begin Task input

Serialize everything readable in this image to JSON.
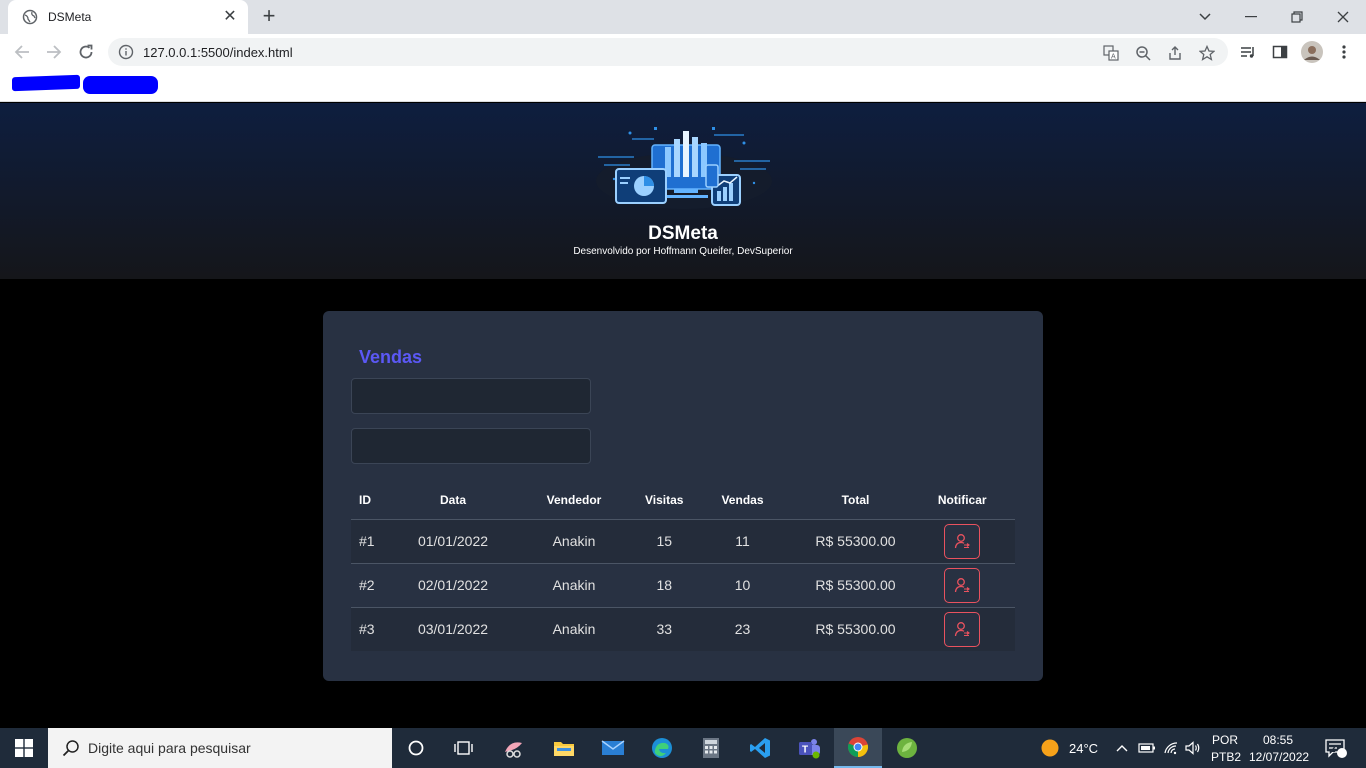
{
  "browser": {
    "tab_title": "DSMeta",
    "tab_close": "✕",
    "new_tab": "+",
    "url": "127.0.0.1:5500/index.html"
  },
  "header": {
    "brand": "DSMeta",
    "subtitle": "Desenvolvido por Hoffmann Queifer, DevSuperior"
  },
  "sales": {
    "title": "Vendas",
    "min_date": "",
    "max_date": "",
    "columns": [
      "ID",
      "Data",
      "Vendedor",
      "Visitas",
      "Vendas",
      "Total",
      "Notificar"
    ],
    "rows": [
      {
        "id": "#1",
        "date": "01/01/2022",
        "seller": "Anakin",
        "visits": "15",
        "deals": "11",
        "total": "R$ 55300.00"
      },
      {
        "id": "#2",
        "date": "02/01/2022",
        "seller": "Anakin",
        "visits": "18",
        "deals": "10",
        "total": "R$ 55300.00"
      },
      {
        "id": "#3",
        "date": "03/01/2022",
        "seller": "Anakin",
        "visits": "33",
        "deals": "23",
        "total": "R$ 55300.00"
      }
    ]
  },
  "taskbar": {
    "search_placeholder": "Digite aqui para pesquisar",
    "weather": "24°C",
    "lang_line1": "POR",
    "lang_line2": "PTB2",
    "time": "08:55",
    "date": "12/07/2022",
    "notifications": "2"
  },
  "colors": {
    "accent": "#5b58f5",
    "card": "#283142",
    "notify": "#e9525f"
  }
}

end Task input

■ Brief ■
All of the entries above should be copied exactly, except for the pictures.

■ Correct output ■
Serialize everything readable in this image to JSON.
{
  "browser": {
    "tab_title": "DSMeta",
    "tab_close": "✕",
    "new_tab": "+",
    "url": "127.0.0.1:5500/index.html"
  },
  "header": {
    "brand": "DSMeta",
    "subtitle": "Desenvolvido por Hoffmann Queifer, DevSuperior"
  },
  "sales": {
    "title": "Vendas",
    "min_date": "",
    "max_date": "",
    "columns": [
      "ID",
      "Data",
      "Vendedor",
      "Visitas",
      "Vendas",
      "Total",
      "Notificar"
    ],
    "rows": [
      {
        "id": "#1",
        "date": "01/01/2022",
        "seller": "Anakin",
        "visits": "15",
        "deals": "11",
        "total": "R$ 55300.00"
      },
      {
        "id": "#2",
        "date": "02/01/2022",
        "seller": "Anakin",
        "visits": "18",
        "deals": "10",
        "total": "R$ 55300.00"
      },
      {
        "id": "#3",
        "date": "03/01/2022",
        "seller": "Anakin",
        "visits": "33",
        "deals": "23",
        "total": "R$ 55300.00"
      }
    ]
  },
  "taskbar": {
    "search_placeholder": "Digite aqui para pesquisar",
    "weather": "24°C",
    "lang_line1": "POR",
    "lang_line2": "PTB2",
    "time": "08:55",
    "date": "12/07/2022",
    "notifications": "2"
  },
  "colors": {
    "accent": "#5b58f5",
    "card": "#283142",
    "notify": "#e9525f"
  }
}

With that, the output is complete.